> **Task to carry out**
Reproduce the material exactly, omitting nothing.

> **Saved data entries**
· · · · ·
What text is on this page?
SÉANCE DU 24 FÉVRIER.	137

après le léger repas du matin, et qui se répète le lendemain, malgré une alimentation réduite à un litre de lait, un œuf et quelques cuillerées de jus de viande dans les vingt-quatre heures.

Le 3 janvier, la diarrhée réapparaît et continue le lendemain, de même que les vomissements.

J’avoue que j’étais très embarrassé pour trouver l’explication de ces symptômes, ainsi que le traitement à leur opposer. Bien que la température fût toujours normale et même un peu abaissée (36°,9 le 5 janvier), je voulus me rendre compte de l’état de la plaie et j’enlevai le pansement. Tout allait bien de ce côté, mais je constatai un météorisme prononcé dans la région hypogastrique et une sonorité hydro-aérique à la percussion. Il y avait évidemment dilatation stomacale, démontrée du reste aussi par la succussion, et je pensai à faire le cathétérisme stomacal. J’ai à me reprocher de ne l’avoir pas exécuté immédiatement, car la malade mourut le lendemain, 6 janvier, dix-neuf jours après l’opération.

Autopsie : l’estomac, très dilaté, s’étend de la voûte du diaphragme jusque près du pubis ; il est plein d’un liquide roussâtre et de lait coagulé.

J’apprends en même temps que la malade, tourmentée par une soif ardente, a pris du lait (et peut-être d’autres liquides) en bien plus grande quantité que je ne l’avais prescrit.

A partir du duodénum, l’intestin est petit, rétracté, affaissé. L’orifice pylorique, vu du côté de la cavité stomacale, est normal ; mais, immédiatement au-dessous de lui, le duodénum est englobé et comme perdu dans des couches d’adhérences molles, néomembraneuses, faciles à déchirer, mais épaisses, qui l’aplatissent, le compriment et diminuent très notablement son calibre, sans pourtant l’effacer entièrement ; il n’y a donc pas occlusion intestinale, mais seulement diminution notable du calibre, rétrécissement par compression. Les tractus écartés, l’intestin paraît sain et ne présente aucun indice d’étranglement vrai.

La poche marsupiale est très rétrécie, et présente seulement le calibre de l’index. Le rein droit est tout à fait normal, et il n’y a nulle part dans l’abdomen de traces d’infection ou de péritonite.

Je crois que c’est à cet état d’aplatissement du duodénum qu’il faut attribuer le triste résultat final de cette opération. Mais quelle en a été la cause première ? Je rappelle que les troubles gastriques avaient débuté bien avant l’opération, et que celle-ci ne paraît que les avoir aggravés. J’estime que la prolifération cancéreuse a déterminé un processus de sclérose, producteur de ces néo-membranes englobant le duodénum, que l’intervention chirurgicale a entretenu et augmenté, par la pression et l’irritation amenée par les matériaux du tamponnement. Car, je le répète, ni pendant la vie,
· · · · ·
> **Task output**
What text is on this page?
SÉANCE DU 24 FÉVRIER.	137

après le léger repas du matin, et qui se répète le lendemain, malgré une alimentation réduite à un litre de lait, un œuf et quelques cuillerées de jus de viande dans les vingt-quatre heures.

Le 3 janvier, la diarrhée réapparaît et continue le lendemain, de même que les vomissements.

J’avoue que j’étais très embarrassé pour trouver l’explication de ces symptômes, ainsi que le traitement à leur opposer. Bien que la température fût toujours normale et même un peu abaissée (36°,9 le 5 janvier), je voulus me rendre compte de l’état de la plaie et j’enlevai le pansement. Tout allait bien de ce côté, mais je constatai un météorisme prononcé dans la région hypogastrique et une sonorité hydro-aérique à la percussion. Il y avait évidemment dilatation stomacale, démontrée du reste aussi par la succussion, et je pensai à faire le cathétérisme stomacal. J’ai à me reprocher de ne l’avoir pas exécuté immédiatement, car la malade mourut le lendemain, 6 janvier, dix-neuf jours après l’opération.

Autopsie : l’estomac, très dilaté, s’étend de la voûte du diaphragme jusque près du pubis ; il est plein d’un liquide roussâtre et de lait coagulé.

J’apprends en même temps que la malade, tourmentée par une soif ardente, a pris du lait (et peut-être d’autres liquides) en bien plus grande quantité que je ne l’avais prescrit.

A partir du duodénum, l’intestin est petit, rétracté, affaissé. L’orifice pylorique, vu du côté de la cavité stomacale, est normal ; mais, immédiatement au-dessous de lui, le duodénum est englobé et comme perdu dans des couches d’adhérences molles, néomembraneuses, faciles à déchirer, mais épaisses, qui l’aplatissent, le compriment et diminuent très notablement son calibre, sans pourtant l’effacer entièrement ; il n’y a donc pas occlusion intestinale, mais seulement diminution notable du calibre, rétrécissement par compression. Les tractus écartés, l’intestin paraît sain et ne présente aucun indice d’étranglement vrai.

La poche marsupiale est très rétrécie, et présente seulement le calibre de l’index. Le rein droit est tout à fait normal, et il n’y a nulle part dans l’abdomen de traces d’infection ou de péritonite.

Je crois que c’est à cet état d’aplatissement du duodénum qu’il faut attribuer le triste résultat final de cette opération. Mais quelle en a été la cause première ? Je rappelle que les troubles gastriques avaient débuté bien avant l’opération, et que celle-ci ne paraît que les avoir aggravés. J’estime que la prolifération cancéreuse a déterminé un processus de sclérose, producteur de ces néo-membranes englobant le duodénum, que l’intervention chirurgicale a entretenu et augmenté, par la pression et l’irritation amenée par les matériaux du tamponnement. Car, je le répète, ni pendant la vie,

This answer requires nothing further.